● Exercise aim:
Pick out each line containing the string "this".
##### Data rows #####
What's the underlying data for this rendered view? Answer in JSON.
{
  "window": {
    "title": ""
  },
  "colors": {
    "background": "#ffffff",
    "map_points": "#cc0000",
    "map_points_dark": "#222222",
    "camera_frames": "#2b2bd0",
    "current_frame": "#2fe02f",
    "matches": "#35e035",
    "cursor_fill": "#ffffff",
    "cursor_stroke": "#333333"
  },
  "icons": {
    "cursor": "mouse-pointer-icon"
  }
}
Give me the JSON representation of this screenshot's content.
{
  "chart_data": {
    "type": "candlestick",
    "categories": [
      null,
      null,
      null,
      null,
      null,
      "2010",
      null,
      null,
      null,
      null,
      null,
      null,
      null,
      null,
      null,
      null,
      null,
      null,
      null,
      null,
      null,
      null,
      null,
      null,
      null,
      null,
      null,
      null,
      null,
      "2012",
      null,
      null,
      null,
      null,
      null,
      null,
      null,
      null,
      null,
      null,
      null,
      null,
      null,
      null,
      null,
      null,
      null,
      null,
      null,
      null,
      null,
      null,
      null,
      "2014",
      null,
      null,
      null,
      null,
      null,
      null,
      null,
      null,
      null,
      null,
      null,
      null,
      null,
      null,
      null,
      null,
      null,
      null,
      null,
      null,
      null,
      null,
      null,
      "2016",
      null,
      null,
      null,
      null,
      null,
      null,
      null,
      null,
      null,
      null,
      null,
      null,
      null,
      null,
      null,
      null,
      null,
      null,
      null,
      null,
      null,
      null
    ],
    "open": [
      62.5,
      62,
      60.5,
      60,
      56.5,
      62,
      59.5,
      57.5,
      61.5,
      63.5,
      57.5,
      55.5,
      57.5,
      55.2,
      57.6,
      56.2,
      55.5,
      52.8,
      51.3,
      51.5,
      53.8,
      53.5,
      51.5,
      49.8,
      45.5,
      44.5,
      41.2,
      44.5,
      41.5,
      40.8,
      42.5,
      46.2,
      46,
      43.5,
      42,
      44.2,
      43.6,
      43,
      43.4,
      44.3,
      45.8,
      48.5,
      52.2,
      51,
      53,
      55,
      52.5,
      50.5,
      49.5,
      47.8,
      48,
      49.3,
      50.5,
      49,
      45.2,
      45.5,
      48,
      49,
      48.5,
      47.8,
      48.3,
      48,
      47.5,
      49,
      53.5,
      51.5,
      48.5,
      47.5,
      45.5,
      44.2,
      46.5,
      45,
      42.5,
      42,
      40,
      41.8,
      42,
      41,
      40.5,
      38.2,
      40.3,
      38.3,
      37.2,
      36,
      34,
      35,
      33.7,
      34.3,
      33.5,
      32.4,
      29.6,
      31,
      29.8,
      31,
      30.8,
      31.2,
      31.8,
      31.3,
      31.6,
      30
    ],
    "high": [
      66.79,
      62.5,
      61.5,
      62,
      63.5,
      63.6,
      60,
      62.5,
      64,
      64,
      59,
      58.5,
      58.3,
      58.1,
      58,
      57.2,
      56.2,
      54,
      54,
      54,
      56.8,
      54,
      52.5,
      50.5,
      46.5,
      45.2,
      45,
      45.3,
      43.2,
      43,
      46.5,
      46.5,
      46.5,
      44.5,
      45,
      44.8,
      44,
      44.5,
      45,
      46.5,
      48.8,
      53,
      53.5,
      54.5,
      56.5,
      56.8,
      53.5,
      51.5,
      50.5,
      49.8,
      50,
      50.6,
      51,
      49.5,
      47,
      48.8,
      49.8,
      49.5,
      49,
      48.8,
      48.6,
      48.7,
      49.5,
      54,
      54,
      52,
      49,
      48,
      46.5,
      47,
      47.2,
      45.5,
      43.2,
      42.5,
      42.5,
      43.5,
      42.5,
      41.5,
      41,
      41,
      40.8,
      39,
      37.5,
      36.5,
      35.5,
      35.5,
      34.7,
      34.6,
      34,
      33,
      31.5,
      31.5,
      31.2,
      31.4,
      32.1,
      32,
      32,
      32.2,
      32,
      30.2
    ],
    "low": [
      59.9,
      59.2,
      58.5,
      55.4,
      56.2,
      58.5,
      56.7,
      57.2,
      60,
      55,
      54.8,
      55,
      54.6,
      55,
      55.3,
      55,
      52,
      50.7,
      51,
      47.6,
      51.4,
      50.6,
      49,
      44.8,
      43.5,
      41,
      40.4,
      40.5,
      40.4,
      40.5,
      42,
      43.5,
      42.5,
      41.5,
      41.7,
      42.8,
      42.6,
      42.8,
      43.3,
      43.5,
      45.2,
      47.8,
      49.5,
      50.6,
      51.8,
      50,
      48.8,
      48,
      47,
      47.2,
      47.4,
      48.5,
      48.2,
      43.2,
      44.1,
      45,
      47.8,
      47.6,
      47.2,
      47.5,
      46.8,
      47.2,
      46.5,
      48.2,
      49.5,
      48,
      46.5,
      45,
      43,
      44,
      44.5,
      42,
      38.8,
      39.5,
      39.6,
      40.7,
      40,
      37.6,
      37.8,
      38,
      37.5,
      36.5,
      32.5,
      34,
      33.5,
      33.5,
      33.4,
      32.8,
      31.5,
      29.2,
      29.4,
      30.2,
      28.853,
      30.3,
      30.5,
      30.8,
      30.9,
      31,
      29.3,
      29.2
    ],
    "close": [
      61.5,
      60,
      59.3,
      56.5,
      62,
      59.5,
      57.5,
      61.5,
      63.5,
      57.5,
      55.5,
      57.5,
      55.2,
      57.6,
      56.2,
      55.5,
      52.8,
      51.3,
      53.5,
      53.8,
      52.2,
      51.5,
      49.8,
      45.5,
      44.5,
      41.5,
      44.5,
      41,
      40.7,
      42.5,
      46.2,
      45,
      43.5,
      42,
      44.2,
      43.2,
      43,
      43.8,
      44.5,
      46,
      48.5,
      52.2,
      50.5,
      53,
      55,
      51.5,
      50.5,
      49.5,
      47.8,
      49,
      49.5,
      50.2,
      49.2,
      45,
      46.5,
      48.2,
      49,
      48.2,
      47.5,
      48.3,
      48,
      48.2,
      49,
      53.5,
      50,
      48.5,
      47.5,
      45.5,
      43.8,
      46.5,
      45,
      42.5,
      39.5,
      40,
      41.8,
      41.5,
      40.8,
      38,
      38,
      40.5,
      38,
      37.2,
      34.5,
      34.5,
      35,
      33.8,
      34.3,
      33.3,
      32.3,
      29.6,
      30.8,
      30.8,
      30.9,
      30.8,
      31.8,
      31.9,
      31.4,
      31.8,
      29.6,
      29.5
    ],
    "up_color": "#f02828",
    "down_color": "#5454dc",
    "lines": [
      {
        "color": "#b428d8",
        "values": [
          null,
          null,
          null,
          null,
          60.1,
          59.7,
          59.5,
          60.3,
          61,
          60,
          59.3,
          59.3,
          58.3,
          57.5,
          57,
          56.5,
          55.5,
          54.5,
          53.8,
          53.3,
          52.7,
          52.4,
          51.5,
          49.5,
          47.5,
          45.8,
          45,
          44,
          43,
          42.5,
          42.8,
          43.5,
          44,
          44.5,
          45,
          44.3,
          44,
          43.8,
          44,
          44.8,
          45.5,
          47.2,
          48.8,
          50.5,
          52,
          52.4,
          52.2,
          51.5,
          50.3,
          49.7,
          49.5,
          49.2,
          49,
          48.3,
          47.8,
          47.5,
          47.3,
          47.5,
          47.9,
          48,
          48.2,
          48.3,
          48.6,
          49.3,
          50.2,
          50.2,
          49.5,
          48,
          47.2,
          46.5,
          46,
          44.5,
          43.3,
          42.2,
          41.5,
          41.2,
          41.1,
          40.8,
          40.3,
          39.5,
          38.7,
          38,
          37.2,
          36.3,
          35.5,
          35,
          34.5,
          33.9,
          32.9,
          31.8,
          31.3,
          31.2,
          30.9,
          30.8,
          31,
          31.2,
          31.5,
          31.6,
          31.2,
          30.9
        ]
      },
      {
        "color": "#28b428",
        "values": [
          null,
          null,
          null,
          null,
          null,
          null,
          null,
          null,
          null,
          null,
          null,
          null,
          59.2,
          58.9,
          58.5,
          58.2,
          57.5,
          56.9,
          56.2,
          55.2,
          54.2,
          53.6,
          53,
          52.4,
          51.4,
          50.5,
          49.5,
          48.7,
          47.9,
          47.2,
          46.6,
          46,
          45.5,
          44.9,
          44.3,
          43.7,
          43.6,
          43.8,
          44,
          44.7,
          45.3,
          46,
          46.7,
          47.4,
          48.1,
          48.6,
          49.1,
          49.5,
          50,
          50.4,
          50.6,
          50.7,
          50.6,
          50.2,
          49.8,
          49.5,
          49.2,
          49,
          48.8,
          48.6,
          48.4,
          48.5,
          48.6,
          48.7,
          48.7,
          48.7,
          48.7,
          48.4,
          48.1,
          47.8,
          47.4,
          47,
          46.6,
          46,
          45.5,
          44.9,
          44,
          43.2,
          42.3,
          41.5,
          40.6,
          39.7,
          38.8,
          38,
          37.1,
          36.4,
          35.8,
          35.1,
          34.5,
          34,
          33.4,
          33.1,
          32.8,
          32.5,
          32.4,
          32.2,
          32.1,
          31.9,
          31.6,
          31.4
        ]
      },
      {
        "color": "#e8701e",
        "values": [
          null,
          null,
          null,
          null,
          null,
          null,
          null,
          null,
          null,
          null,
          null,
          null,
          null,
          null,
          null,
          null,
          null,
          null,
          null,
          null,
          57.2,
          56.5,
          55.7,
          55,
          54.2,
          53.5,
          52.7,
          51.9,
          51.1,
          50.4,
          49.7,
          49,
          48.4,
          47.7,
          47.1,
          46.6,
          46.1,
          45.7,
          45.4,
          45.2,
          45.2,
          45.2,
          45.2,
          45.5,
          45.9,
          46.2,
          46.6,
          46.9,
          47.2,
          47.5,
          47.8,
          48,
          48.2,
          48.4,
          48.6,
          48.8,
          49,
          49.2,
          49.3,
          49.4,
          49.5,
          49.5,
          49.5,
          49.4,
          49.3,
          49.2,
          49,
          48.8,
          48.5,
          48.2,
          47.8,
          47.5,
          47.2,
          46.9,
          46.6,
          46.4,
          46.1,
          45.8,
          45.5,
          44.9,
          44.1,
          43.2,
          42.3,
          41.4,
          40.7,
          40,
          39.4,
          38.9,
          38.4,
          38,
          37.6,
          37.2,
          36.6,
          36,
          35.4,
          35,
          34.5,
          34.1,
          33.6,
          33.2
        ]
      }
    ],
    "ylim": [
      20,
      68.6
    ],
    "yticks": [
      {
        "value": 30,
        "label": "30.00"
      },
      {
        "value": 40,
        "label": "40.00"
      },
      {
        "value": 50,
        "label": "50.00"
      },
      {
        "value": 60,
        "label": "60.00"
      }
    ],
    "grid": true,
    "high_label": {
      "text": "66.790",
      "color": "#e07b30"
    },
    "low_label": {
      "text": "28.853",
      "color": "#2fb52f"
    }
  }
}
#####
● Result:
What's the underlying data for this rendered view? Answer in JSON.
Give me the JSON representation of this screenshot's content.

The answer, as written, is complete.